Set exercise
Recast each line of the records as a row in a Markdown table with the columns Row and Line, skipping any blank lines.

--- START OF Extracted records ---

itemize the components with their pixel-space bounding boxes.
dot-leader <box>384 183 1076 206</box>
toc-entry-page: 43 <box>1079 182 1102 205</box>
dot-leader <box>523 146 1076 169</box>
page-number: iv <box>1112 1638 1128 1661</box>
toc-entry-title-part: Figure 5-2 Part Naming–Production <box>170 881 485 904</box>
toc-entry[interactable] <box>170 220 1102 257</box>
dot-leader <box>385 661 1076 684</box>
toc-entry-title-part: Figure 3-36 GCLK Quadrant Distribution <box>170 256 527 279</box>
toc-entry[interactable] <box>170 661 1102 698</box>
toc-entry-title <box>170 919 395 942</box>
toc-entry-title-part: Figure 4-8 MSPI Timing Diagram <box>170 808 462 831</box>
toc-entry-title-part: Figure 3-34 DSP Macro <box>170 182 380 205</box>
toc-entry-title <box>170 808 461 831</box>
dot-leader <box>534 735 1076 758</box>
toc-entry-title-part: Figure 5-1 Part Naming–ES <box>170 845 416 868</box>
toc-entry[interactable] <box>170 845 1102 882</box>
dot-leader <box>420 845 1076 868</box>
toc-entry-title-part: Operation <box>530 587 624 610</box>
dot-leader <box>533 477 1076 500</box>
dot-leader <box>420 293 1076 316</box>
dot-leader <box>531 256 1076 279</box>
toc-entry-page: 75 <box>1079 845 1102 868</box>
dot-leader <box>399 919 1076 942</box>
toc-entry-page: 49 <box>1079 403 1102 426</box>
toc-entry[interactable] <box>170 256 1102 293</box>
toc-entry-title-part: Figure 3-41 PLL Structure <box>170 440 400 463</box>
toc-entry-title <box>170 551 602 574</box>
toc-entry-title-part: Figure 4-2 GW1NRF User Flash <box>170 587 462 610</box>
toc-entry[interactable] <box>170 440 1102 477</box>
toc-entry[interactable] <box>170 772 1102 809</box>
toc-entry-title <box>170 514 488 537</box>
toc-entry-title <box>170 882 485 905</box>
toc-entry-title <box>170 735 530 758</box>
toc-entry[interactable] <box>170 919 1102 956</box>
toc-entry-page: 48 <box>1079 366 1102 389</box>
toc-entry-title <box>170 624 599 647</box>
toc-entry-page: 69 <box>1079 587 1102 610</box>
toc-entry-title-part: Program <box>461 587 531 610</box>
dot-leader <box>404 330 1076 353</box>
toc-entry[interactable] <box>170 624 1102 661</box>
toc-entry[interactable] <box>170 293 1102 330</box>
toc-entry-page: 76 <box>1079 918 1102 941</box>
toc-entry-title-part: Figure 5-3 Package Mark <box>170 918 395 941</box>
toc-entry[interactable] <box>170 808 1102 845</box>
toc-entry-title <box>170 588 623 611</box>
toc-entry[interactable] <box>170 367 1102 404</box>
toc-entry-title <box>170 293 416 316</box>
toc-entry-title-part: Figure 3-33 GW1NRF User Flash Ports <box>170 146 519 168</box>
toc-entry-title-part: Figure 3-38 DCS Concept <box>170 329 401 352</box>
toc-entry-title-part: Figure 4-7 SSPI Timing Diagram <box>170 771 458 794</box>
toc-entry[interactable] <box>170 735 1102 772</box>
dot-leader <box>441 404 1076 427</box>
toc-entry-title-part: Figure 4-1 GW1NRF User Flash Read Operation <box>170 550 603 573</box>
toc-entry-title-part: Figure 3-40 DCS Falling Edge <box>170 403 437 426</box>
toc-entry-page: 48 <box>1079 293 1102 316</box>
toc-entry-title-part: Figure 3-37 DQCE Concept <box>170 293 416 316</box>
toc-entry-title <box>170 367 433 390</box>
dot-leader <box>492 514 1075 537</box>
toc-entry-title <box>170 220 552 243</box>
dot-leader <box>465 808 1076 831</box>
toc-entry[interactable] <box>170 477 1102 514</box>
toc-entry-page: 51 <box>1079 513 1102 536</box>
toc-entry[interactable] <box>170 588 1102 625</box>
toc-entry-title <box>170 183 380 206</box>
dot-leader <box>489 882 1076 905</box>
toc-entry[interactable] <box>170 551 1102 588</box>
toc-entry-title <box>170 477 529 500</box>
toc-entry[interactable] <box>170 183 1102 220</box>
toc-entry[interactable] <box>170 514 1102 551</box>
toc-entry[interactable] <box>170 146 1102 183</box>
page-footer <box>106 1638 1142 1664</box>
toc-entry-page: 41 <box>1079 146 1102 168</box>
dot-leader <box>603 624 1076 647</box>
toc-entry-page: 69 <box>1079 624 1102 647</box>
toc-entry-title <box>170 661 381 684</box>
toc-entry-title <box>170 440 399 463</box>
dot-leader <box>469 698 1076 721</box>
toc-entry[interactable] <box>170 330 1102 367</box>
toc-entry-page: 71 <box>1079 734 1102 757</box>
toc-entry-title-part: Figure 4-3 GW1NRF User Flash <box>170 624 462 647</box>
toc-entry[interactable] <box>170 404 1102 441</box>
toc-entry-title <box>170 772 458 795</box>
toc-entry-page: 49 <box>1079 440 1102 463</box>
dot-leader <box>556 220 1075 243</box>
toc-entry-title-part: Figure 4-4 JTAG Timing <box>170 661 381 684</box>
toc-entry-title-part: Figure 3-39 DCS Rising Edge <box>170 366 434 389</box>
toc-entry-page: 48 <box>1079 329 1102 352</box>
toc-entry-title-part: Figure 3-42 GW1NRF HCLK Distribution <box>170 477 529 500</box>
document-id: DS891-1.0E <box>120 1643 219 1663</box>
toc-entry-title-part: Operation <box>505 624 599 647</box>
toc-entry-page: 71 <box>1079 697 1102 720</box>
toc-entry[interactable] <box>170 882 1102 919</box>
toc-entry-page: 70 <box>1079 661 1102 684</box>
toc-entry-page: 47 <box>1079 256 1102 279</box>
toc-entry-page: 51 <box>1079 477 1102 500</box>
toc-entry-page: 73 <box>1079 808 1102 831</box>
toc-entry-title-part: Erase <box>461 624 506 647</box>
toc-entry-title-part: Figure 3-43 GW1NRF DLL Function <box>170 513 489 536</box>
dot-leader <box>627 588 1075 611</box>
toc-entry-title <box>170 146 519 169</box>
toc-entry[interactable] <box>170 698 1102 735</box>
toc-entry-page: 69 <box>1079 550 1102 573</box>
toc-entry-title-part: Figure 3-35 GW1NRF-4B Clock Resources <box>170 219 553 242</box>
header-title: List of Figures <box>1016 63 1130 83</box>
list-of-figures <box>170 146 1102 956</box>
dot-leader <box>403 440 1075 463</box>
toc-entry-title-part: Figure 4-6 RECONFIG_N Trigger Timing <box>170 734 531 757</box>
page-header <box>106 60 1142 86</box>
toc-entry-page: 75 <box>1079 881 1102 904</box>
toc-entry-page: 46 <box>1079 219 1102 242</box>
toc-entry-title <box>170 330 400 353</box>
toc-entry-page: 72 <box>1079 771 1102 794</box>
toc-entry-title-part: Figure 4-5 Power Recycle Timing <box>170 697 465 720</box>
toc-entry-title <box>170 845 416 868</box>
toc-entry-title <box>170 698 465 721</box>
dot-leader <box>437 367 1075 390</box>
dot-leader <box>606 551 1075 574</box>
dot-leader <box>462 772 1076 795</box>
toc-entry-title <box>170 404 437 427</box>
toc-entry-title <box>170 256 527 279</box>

--- END OF Extracted records ---

Written solution
| Row | Line |
|---|---|
| 1 | itemize the components with their pixel-space bounding boxes. |
| 2 | dot-leader <box>384 183 1076 206</box> |
| 3 | toc-entry-page: 43 <box>1079 182 1102 205</box> |
| 4 | dot-leader <box>523 146 1076 169</box> |
| 5 | page-number: iv <box>1112 1638 1128 1661</box> |
| 6 | toc-entry-title-part: Figure 5-2 Part Naming–Production <box>170 881 485 904</box> |
| 7 | toc-entry[interactable] <box>170 220 1102 257</box> |
| 8 | dot-leader <box>385 661 1076 684</box> |
| 9 | toc-entry-title-part: Figure 3-36 GCLK Quadrant Distribution <box>170 256 527 279</box> |
| 10 | toc-entry[interactable] <box>170 661 1102 698</box> |
| 11 | toc-entry-title <box>170 919 395 942</box> |
| 12 | toc-entry-title-part: Figure 4-8 MSPI Timing Diagram <box>170 808 462 831</box> |
| 13 | toc-entry-title-part: Figure 3-34 DSP Macro <box>170 182 380 205</box> |
| 14 | toc-entry-title <box>170 808 461 831</box> |
| 15 | dot-leader <box>534 735 1076 758</box> |
| 16 | toc-entry-title-part: Figure 5-1 Part Naming–ES <box>170 845 416 868</box> |
| 17 | toc-entry[interactable] <box>170 845 1102 882</box> |
| 18 | dot-leader <box>420 845 1076 868</box> |
| 19 | toc-entry-title-part: Operation <box>530 587 624 610</box> |
| 20 | dot-leader <box>533 477 1076 500</box> |
| 21 | dot-leader <box>420 293 1076 316</box> |
| 22 | dot-leader <box>531 256 1076 279</box> |
| 23 | toc-entry-page: 75 <box>1079 845 1102 868</box> |
| 24 | dot-leader <box>399 919 1076 942</box> |
| 25 | toc-entry-page: 49 <box>1079 403 1102 426</box> |
| 26 | toc-entry[interactable] <box>170 256 1102 293</box> |
| 27 | toc-entry-title-part: Figure 3-41 PLL Structure <box>170 440 400 463</box> |
| 28 | toc-entry-title <box>170 551 602 574</box> |
| 29 | toc-entry-title-part: Figure 4-2 GW1NRF User Flash <box>170 587 462 610</box> |
| 30 | toc-entry[interactable] <box>170 440 1102 477</box> |
| 31 | toc-entry[interactable] <box>170 772 1102 809</box> |
| 32 | toc-entry-title <box>170 514 488 537</box> |
| 33 | toc-entry-title <box>170 882 485 905</box> |
| 34 | toc-entry-title <box>170 735 530 758</box> |
| 35 | toc-entry[interactable] <box>170 919 1102 956</box> |
| 36 | toc-entry-page: 48 <box>1079 366 1102 389</box> |
| 37 | toc-entry-title <box>170 624 599 647</box> |
| 38 | toc-entry-page: 69 <box>1079 587 1102 610</box> |
| 39 | toc-entry-title-part: Program <box>461 587 531 610</box> |
| 40 | dot-leader <box>404 330 1076 353</box> |
| 41 | toc-entry[interactable] <box>170 624 1102 661</box> |
| 42 | toc-entry[interactable] <box>170 293 1102 330</box> |
| 43 | toc-entry-page: 76 <box>1079 918 1102 941</box> |
| 44 | toc-entry-title-part: Figure 5-3 Package Mark <box>170 918 395 941</box> |
| 45 | toc-entry[interactable] <box>170 808 1102 845</box> |
| 46 | toc-entry-title <box>170 588 623 611</box> |
| 47 | toc-entry[interactable] <box>170 367 1102 404</box> |
| 48 | toc-entry-title <box>170 293 416 316</box> |
| 49 | toc-entry-title-part: Figure 3-33 GW1NRF User Flash Ports <box>170 146 519 168</box> |
| 50 | toc-entry-title-part: Figure 3-38 DCS Concept <box>170 329 401 352</box> |
| 51 | toc-entry-title-part: Figure 4-7 SSPI Timing Diagram <box>170 771 458 794</box> |
| 52 | toc-entry[interactable] <box>170 735 1102 772</box> |
| 53 | dot-leader <box>441 404 1076 427</box> |
| 54 | toc-entry-title-part: Figure 4-1 GW1NRF User Flash Read Operation <box>170 550 603 573</box> |
| 55 | toc-entry-title-part: Figure 3-40 DCS Falling Edge <box>170 403 437 426</box> |
| 56 | toc-entry-page: 48 <box>1079 293 1102 316</box> |
| 57 | toc-entry-title-part: Figure 3-37 DQCE Concept <box>170 293 416 316</box> |
| 58 | toc-entry-title <box>170 367 433 390</box> |
| 59 | dot-leader <box>492 514 1075 537</box> |
| 60 | toc-entry-title <box>170 220 552 243</box> |
| 61 | dot-leader <box>465 808 1076 831</box> |
| 62 | toc-entry[interactable] <box>170 477 1102 514</box> |
| 63 | toc-entry-page: 51 <box>1079 513 1102 536</box> |
| 64 | toc-entry[interactable] <box>170 588 1102 625</box> |
| 65 | toc-entry-title <box>170 183 380 206</box> |
| 66 | dot-leader <box>489 882 1076 905</box> |
| 67 | toc-entry[interactable] <box>170 551 1102 588</box> |
| 68 | toc-entry-title <box>170 477 529 500</box> |
| 69 | toc-entry[interactable] <box>170 183 1102 220</box> |
| 70 | toc-entry[interactable] <box>170 514 1102 551</box> |
| 71 | toc-entry[interactable] <box>170 146 1102 183</box> |
| 72 | page-footer <box>106 1638 1142 1664</box> |
| 73 | toc-entry-page: 41 <box>1079 146 1102 168</box> |
| 74 | dot-leader <box>603 624 1076 647</box> |
| 75 | toc-entry-page: 69 <box>1079 624 1102 647</box> |
| 76 | toc-entry-title <box>170 661 381 684</box> |
| 77 | toc-entry-title <box>170 440 399 463</box> |
| 78 | dot-leader <box>469 698 1076 721</box> |
| 79 | toc-entry[interactable] <box>170 330 1102 367</box> |
| 80 | toc-entry-page: 71 <box>1079 734 1102 757</box> |
| 81 | toc-entry-title-part: Figure 4-3 GW1NRF User Flash <box>170 624 462 647</box> |
| 82 | toc-entry[interactable] <box>170 404 1102 441</box> |
| 83 | toc-entry-title <box>170 772 458 795</box> |
| 84 | toc-entry-page: 49 <box>1079 440 1102 463</box> |
| 85 | dot-leader <box>556 220 1075 243</box> |
| 86 | toc-entry-title-part: Figure 4-4 JTAG Timing <box>170 661 381 684</box> |
| 87 | toc-entry-title-part: Figure 3-39 DCS Rising Edge <box>170 366 434 389</box> |
| 88 | toc-entry-page: 48 <box>1079 329 1102 352</box> |
| 89 | toc-entry-title-part: Figure 3-42 GW1NRF HCLK Distribution <box>170 477 529 500</box> |
| 90 | document-id: DS891-1.0E <box>120 1643 219 1663</box> |
| 91 | toc-entry-title-part: Operation <box>505 624 599 647</box> |
| 92 | toc-entry-page: 71 <box>1079 697 1102 720</box> |
| 93 | toc-entry[interactable] <box>170 882 1102 919</box> |
| 94 | toc-entry-page: 70 <box>1079 661 1102 684</box> |
| 95 | toc-entry-page: 47 <box>1079 256 1102 279</box> |
| 96 | toc-entry-page: 51 <box>1079 477 1102 500</box> |
| 97 | toc-entry-page: 73 <box>1079 808 1102 831</box> |
| 98 | toc-entry-title-part: Erase <box>461 624 506 647</box> |
| 99 | toc-entry-title-part: Figure 3-43 GW1NRF DLL Function <box>170 513 489 536</box> |
| 100 | dot-leader <box>627 588 1075 611</box> |
| 101 | toc-entry-title <box>170 146 519 169</box> |
| 102 | toc-entry[interactable] <box>170 698 1102 735</box> |
| 103 | toc-entry-page: 69 <box>1079 550 1102 573</box> |
| 104 | toc-entry-title-part: Figure 3-35 GW1NRF-4B Clock Resources <box>170 219 553 242</box> |
| 105 | header-title: List of Figures <box>1016 63 1130 83</box> |
| 106 | list-of-figures <box>170 146 1102 956</box> |
| 107 | dot-leader <box>403 440 1075 463</box> |
| 108 | toc-entry-title-part: Figure 4-6 RECONFIG_N Trigger Timing <box>170 734 531 757</box> |
| 109 | page-header <box>106 60 1142 86</box> |
| 110 | toc-entry-page: 75 <box>1079 881 1102 904</box> |
| 111 | toc-entry-page: 46 <box>1079 219 1102 242</box> |
| 112 | toc-entry-title <box>170 330 400 353</box> |
| 113 | toc-entry-page: 72 <box>1079 771 1102 794</box> |
| 114 | toc-entry-title-part: Figure 4-5 Power Recycle Timing <box>170 697 465 720</box> |
| 115 | toc-entry-title <box>170 845 416 868</box> |
| 116 | toc-entry-title <box>170 698 465 721</box> |
| 117 | dot-leader <box>437 367 1075 390</box> |
| 118 | dot-leader <box>606 551 1075 574</box> |
| 119 | dot-leader <box>462 772 1076 795</box> |
| 120 | toc-entry-title <box>170 404 437 427</box> |
| 121 | toc-entry-title <box>170 256 527 279</box> |